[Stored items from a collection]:
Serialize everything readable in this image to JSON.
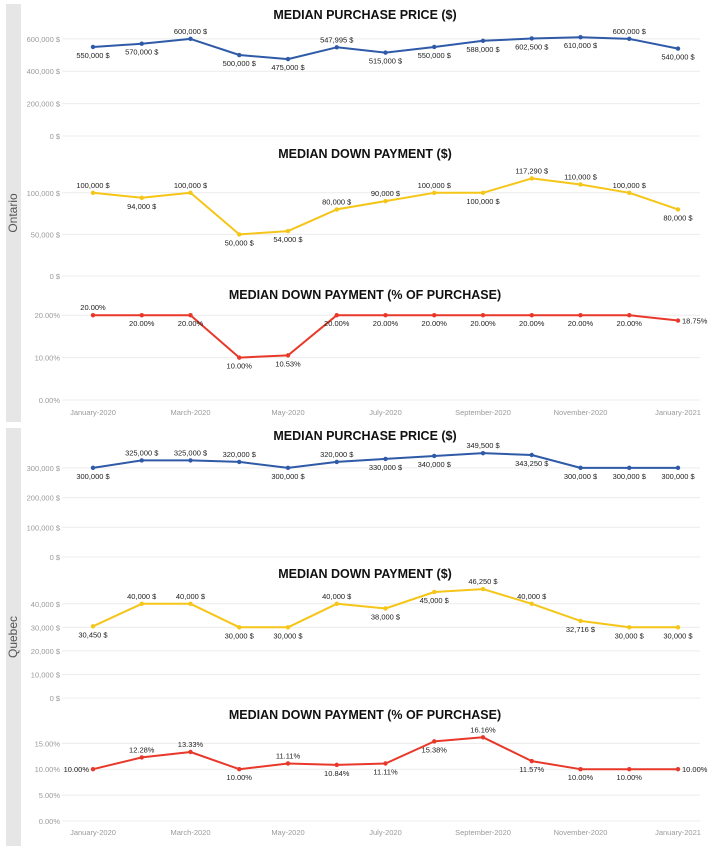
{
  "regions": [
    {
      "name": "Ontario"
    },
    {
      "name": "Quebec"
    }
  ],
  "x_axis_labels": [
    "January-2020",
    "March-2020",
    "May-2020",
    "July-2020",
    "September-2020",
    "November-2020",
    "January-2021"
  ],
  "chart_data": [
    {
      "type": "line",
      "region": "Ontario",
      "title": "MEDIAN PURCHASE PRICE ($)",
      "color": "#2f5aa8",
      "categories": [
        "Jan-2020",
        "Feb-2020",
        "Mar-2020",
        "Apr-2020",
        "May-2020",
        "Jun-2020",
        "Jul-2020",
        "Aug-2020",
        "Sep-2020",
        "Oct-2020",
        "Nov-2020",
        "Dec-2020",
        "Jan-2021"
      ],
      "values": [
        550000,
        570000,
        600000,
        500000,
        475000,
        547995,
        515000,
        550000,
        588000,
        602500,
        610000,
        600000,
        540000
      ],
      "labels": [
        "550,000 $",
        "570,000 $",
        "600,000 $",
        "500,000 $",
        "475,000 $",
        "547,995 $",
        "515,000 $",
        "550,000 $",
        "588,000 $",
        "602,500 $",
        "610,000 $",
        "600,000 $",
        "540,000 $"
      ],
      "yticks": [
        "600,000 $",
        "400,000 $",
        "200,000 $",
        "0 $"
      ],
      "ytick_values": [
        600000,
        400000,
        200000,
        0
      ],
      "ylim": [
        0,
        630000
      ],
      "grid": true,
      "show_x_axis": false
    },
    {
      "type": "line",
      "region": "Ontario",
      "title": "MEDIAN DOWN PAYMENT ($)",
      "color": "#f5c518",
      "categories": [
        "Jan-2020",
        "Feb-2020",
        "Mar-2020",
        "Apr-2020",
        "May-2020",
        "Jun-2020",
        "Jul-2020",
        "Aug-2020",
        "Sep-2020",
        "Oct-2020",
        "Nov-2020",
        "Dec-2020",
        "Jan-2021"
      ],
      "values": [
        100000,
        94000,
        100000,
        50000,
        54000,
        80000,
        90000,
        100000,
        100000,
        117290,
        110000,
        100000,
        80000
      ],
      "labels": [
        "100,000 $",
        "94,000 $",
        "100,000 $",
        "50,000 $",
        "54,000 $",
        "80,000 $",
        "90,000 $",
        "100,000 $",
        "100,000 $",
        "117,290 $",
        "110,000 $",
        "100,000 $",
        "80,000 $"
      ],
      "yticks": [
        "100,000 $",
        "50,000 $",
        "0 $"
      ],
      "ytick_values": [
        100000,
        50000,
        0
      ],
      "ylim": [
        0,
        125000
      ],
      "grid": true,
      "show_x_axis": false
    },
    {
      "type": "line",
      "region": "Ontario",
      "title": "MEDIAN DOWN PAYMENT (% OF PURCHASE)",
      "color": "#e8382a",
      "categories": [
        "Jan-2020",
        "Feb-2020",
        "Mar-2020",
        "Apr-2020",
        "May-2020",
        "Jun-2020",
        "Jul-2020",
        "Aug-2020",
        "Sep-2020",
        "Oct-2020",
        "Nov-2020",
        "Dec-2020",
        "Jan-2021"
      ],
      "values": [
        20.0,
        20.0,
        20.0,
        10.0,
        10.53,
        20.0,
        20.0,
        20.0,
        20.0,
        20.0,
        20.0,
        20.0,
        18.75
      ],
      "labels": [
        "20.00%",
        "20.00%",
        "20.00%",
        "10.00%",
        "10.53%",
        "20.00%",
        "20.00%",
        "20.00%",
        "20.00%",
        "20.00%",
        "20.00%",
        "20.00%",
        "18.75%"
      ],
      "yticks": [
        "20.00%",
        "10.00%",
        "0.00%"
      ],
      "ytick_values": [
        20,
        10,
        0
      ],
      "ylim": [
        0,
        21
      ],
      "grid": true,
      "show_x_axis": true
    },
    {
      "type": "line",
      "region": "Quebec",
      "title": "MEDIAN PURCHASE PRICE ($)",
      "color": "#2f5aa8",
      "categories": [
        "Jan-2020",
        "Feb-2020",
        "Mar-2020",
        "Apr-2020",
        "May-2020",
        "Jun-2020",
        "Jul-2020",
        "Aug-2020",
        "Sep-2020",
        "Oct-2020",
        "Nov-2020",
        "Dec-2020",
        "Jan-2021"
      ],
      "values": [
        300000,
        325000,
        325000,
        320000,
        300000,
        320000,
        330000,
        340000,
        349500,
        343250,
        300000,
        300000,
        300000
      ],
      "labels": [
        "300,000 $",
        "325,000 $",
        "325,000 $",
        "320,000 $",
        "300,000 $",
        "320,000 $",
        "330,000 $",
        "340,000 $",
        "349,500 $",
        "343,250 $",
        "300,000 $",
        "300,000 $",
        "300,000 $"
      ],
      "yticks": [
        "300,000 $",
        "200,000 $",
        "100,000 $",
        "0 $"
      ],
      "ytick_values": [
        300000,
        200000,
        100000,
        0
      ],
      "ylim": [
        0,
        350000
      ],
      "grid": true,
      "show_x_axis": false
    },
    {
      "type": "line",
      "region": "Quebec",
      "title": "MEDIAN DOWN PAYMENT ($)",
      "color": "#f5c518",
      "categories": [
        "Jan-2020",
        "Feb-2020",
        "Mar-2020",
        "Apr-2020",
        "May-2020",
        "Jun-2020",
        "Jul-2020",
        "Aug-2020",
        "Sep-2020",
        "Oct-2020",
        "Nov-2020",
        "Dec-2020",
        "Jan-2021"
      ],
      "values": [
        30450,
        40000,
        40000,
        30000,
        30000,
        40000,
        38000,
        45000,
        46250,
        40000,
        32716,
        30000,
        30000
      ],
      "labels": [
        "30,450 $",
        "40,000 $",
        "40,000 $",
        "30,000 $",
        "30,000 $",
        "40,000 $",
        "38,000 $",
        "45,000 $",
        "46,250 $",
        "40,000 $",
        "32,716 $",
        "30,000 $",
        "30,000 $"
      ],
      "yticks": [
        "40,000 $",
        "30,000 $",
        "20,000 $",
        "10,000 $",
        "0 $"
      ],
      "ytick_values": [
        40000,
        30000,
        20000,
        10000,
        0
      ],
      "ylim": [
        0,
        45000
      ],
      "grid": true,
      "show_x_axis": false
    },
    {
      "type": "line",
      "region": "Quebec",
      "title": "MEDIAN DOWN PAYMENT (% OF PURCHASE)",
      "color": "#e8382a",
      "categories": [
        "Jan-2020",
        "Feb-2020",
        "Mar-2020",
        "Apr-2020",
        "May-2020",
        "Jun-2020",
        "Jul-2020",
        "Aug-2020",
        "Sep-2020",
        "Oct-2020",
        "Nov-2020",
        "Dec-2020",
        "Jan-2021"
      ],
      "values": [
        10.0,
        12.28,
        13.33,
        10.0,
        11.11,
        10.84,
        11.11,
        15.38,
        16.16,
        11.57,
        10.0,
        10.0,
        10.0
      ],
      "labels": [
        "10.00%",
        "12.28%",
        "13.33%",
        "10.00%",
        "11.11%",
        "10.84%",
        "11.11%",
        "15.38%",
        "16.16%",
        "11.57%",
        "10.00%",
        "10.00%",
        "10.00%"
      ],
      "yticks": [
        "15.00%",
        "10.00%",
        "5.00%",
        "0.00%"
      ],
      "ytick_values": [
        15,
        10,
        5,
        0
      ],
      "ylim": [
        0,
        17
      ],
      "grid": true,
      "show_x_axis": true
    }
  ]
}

...

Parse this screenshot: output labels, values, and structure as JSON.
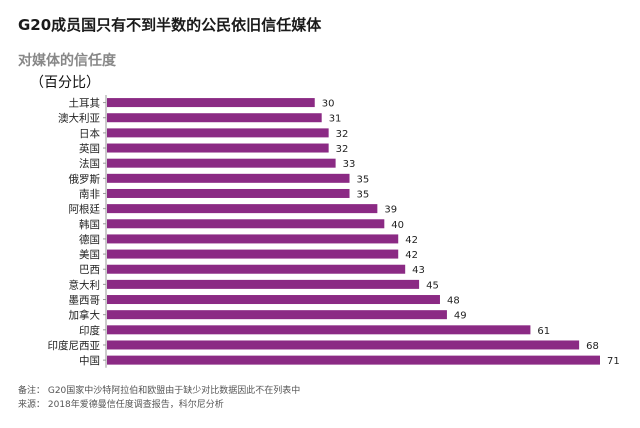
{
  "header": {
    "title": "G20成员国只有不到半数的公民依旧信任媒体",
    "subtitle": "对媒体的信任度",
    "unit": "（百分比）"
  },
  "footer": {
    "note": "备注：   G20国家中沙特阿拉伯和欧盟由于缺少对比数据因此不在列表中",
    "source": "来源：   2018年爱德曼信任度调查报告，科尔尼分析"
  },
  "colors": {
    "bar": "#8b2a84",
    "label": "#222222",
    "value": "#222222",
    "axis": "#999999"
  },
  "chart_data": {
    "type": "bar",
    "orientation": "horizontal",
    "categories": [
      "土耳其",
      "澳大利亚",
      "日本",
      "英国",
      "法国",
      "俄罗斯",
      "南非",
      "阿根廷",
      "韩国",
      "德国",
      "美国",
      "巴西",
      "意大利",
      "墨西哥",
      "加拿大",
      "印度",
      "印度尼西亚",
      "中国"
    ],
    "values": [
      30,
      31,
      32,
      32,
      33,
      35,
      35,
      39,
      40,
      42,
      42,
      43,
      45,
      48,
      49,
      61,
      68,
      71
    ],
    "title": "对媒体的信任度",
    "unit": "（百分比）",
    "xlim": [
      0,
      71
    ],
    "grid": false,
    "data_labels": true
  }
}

* * *

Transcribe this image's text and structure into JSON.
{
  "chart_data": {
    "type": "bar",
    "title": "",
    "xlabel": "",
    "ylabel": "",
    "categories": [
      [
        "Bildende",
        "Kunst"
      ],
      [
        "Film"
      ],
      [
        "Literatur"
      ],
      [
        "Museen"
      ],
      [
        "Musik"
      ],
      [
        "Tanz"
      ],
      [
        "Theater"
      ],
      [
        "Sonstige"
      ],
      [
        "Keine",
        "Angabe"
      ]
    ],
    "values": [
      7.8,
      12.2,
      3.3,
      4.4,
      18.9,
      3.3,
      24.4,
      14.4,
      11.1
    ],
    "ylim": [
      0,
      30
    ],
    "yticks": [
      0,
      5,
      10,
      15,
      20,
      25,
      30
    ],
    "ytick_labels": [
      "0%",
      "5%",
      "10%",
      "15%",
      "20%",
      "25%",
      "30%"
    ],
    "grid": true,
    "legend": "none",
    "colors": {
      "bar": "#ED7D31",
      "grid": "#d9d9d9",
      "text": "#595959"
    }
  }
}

[REQUIREMENTS]: Extract from the data every line where "text" shows up.

[OUTPUT]:
Transcribe this image's text and structure into JSON.
      "text": "#595959"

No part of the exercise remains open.